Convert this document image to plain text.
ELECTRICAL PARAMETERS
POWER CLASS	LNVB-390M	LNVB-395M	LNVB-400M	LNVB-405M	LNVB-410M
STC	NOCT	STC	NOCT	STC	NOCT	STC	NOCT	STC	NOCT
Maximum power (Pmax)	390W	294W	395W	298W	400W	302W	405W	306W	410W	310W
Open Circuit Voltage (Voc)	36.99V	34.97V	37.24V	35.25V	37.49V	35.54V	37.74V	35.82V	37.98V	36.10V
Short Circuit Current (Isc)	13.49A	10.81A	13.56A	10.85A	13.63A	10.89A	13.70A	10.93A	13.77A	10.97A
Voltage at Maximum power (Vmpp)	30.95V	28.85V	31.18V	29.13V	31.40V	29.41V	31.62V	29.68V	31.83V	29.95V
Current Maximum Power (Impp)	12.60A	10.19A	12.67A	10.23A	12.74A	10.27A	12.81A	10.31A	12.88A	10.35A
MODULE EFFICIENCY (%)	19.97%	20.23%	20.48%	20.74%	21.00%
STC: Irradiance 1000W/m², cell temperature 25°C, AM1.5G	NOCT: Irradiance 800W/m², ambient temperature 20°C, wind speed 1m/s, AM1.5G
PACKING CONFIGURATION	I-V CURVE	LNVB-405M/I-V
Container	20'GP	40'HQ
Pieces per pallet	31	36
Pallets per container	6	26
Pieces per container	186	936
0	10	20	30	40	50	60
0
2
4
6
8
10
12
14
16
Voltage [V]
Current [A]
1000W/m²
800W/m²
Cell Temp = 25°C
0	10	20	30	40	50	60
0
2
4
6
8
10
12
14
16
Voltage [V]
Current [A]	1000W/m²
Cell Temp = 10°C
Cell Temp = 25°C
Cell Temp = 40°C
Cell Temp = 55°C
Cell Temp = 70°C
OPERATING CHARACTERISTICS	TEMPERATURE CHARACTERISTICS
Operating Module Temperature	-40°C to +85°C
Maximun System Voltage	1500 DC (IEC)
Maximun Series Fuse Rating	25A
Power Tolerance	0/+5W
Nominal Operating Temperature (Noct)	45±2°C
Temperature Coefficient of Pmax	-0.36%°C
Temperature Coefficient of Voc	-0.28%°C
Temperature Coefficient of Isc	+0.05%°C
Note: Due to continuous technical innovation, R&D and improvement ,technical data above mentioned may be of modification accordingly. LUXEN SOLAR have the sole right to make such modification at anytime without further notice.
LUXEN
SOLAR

===============

WHAT IS ASKED:
Each record should come back exactly as written.

SOLUTION TO THE EXERCISE:
Convert this document image to plain text.
ELECTRICAL PARAMETERS
POWER CLASS	LNVB-390M	LNVB-395M	LNVB-400M	LNVB-405M	LNVB-410M
STC	NOCT	STC	NOCT	STC	NOCT	STC	NOCT	STC	NOCT
Maximum power (Pmax)	390W	294W	395W	298W	400W	302W	405W	306W	410W	310W
Open Circuit Voltage (Voc)	36.99V	34.97V	37.24V	35.25V	37.49V	35.54V	37.74V	35.82V	37.98V	36.10V
Short Circuit Current (Isc)	13.49A	10.81A	13.56A	10.85A	13.63A	10.89A	13.70A	10.93A	13.77A	10.97A
Voltage at Maximum power (Vmpp)	30.95V	28.85V	31.18V	29.13V	31.40V	29.41V	31.62V	29.68V	31.83V	29.95V
Current Maximum Power (Impp)	12.60A	10.19A	12.67A	10.23A	12.74A	10.27A	12.81A	10.31A	12.88A	10.35A
MODULE EFFICIENCY (%)	19.97%	20.23%	20.48%	20.74%	21.00%
STC: Irradiance 1000W/m², cell temperature 25°C, AM1.5G	NOCT: Irradiance 800W/m², ambient temperature 20°C, wind speed 1m/s, AM1.5G
PACKING CONFIGURATION	I-V CURVE	LNVB-405M/I-V
Container	20'GP	40'HQ
Pieces per pallet	31	36
Pallets per container	6	26
Pieces per container	186	936
0	10	20	30	40	50	60
0
2
4
6
8
10
12
14
16
Voltage [V]
Current [A]
1000W/m²
800W/m²
Cell Temp = 25°C
0	10	20	30	40	50	60
0
2
4
6
8
10
12
14
16
Voltage [V]
Current [A]	1000W/m²
Cell Temp = 10°C
Cell Temp = 25°C
Cell Temp = 40°C
Cell Temp = 55°C
Cell Temp = 70°C
OPERATING CHARACTERISTICS	TEMPERATURE CHARACTERISTICS
Operating Module Temperature	-40°C to +85°C
Maximun System Voltage	1500 DC (IEC)
Maximun Series Fuse Rating	25A
Power Tolerance	0/+5W
Nominal Operating Temperature (Noct)	45±2°C
Temperature Coefficient of Pmax	-0.36%°C
Temperature Coefficient of Voc	-0.28%°C
Temperature Coefficient of Isc	+0.05%°C
Note: Due to continuous technical innovation, R&D and improvement ,technical data above mentioned may be of modification accordingly. LUXEN SOLAR have the sole right to make such modification at anytime without further notice.
LUXEN
SOLAR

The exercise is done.